#### [FRAGMENTO PROPORCIONADO]

La narrativa de López Obrador es sencilla: cómo el periodista ha tenido éxito económico, es corrupto y no puede cuestionar que su hijo viva como millonario. Mi respuesta desde un inicio ha sido clara: más allá de que el presidente haya inflado mi patrimonio con fines propagandísticos, el público ha conocido mi trabajo durante más de 20 años en espacios periodísticos de televisión, radio, internet y prensa escrita que han tenido extraordinarios niveles de audiencia. Al hijo del presidente no se le conoce empleo y se promocionaba como un clasemediero cualquiera durante la campaña que llevó a su papá al poder. Su riqueza súbita nadie se la explica.
El método de venganza que López Obrador estrenó conmigo se ha extendido a más periodistas críticos. El martes 17 en la conferencia, la jefa de gobierno de la Ciudad de México, a quien candidatea para sucederlo en el poder, presumió que la capital mexicana era más segura que Nueva York. Casi de inmediato, el periodista Jorge Ramos desmintió este tramposo dato con información oficial. ¿Qué hizo el presidente? Revelar los supuestos millonarios ingresos de Ramos con la misma narrativa: si Ramos gana tanto es porque responde a intereses oscuros. No reparó en que se trata de uno de los periodistas de habla hispana más influyentes, quien lleva años dominando los índices de la nutrida audiencia hispana en Estados Unidos. De paso, el mandatario amenazó con seguir la misma ruta contra varios más, destacadamente contra León Krauze, también reconocido periodista de medios electrónicos de comunicación y columnista de The Washington Post.
No hubo escándalo por Ramos ni por Krauze. No se despertó la indignación social inicial. Las agresiones del presidente a la prensa están normalizadas, tanto, que el mandatario tiene el descaro de decir tras estos ataques: “Ya no es tan fácil que un periodista famoso se lance porque le va como en feria, o sea, tienen que medirse, tienen que autolimitarse”.
“Le va como en feria” es una manera muy mexicana de decir que “le va mal”. La regla del autócrata está clara: si dices algo negativo sobre mí, te va mal. Esto incluye la divulgación de información privada que en un país con los niveles de delincuencia que tiene México pone a los periodistas a merced del crimen organizado. Una persecución de Estado normalizada.

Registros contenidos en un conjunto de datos
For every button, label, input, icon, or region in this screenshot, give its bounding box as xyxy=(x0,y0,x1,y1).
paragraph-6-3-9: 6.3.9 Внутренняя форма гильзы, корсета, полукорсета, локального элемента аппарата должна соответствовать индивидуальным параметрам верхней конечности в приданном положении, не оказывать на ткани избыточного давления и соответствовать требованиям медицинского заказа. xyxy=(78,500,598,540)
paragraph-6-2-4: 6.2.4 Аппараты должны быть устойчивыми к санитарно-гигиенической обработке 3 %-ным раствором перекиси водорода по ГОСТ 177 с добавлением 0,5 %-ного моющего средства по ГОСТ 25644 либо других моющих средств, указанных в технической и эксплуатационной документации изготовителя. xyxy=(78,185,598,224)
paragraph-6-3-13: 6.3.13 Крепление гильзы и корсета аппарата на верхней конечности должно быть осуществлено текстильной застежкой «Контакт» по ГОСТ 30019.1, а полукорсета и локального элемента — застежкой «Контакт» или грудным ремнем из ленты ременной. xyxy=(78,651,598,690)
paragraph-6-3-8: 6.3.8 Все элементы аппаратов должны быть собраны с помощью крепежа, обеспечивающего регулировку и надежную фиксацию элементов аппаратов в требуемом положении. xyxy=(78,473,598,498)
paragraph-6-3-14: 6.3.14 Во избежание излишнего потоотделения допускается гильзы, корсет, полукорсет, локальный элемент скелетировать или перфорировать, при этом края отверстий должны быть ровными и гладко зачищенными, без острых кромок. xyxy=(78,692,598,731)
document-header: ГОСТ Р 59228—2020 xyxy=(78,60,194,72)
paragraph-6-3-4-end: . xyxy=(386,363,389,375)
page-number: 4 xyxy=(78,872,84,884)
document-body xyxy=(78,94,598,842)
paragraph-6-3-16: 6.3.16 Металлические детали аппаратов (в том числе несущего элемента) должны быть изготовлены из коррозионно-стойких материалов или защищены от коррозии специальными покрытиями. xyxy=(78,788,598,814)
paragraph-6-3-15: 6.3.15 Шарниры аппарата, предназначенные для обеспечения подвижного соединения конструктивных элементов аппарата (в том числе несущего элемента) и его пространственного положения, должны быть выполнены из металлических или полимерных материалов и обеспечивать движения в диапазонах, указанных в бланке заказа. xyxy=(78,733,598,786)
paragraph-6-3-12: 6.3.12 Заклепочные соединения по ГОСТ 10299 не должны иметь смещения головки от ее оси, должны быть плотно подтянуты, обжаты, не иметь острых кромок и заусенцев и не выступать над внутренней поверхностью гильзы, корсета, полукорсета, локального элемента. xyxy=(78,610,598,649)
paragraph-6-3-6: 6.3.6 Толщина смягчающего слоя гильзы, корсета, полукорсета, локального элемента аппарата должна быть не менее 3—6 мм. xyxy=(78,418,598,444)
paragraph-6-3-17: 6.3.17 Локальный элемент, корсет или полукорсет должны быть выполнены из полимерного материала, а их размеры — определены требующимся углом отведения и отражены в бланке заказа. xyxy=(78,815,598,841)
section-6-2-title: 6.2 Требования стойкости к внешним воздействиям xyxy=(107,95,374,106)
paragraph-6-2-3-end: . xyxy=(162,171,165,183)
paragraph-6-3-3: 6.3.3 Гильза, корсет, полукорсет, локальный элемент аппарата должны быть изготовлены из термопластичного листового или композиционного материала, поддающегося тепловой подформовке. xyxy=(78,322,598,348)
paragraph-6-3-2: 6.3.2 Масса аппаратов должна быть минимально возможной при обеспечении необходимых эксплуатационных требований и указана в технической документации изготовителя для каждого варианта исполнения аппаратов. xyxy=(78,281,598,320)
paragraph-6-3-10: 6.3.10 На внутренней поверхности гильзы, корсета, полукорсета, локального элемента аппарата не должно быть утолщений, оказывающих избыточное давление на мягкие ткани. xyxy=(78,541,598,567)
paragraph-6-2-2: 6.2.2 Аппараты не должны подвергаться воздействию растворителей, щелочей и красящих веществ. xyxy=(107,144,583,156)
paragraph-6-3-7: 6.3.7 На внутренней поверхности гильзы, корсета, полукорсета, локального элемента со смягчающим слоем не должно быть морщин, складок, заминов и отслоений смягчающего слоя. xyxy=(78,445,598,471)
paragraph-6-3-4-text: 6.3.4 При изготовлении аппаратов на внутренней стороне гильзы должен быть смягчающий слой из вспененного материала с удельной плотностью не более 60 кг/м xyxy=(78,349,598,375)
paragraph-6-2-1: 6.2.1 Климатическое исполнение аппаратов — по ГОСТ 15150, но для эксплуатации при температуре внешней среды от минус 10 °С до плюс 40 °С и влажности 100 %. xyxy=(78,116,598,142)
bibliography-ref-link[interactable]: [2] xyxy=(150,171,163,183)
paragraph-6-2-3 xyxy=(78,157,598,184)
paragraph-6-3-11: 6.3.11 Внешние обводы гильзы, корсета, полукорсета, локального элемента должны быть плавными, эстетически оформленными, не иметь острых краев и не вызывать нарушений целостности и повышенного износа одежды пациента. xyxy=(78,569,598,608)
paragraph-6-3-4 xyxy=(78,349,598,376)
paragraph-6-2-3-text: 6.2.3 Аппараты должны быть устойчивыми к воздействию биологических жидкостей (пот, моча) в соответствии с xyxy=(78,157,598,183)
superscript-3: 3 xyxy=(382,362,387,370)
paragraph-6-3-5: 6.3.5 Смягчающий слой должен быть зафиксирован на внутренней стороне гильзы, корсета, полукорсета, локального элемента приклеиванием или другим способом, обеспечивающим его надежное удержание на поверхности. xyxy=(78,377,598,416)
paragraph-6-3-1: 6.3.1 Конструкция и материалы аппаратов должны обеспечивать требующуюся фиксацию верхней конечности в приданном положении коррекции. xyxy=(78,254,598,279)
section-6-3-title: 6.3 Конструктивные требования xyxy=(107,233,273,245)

#### [POR HACER]
[1] Indica si cada afirmación concuerda con el fragmento sobre López Obrador y la prensa. Responde sí o no y cita literalmente las palabras decisivas del texto. (a) Jorge Ramos desmintió con información oficial el dato de la jefa de gobierno sobre la seguridad de la capital. (b) El caso de León Krauze provocó un gran escándalo. (c) León Krauze es columnista de The New York Times.
[2] Duplica del fragmento sobre López Obrador y la prensa la parte que abre con las palabras "No hubo escándalo" y cierra con "de Estado normalizada.".

#### [RESULTADOS DEL EJERCICIO]
[1]
(a) Sí: "Casi de inmediato, el periodista Jorge Ramos desmintió este tramposo dato con información oficial."
(b) No: "No hubo escándalo por Ramos ni por Krauze."
(c) No: "también reconocido periodista de medios electrónicos de comunicación y columnista de The Washington Post"

[2]
No hubo escándalo por Ramos ni por Krauze. No se despertó la indignación social inicial. Las agresiones del presidente a la prensa están normalizadas, tanto, que el mandatario tiene el descaro de decir tras estos ataques: “Ya no es tan fácil que un periodista famoso se lance porque le va como en feria, o sea, tienen que medirse, tienen que autolimitarse”.
“Le va como en feria” es una manera muy mexicana de decir que “le va mal”. La regla del autócrata está clara: si dices algo negativo sobre mí, te va mal. Esto incluye la divulgación de información privada que en un país con los niveles de delincuencia que tiene México pone a los periodistas a merced del crimen organizado. Una persecución de Estado normalizada.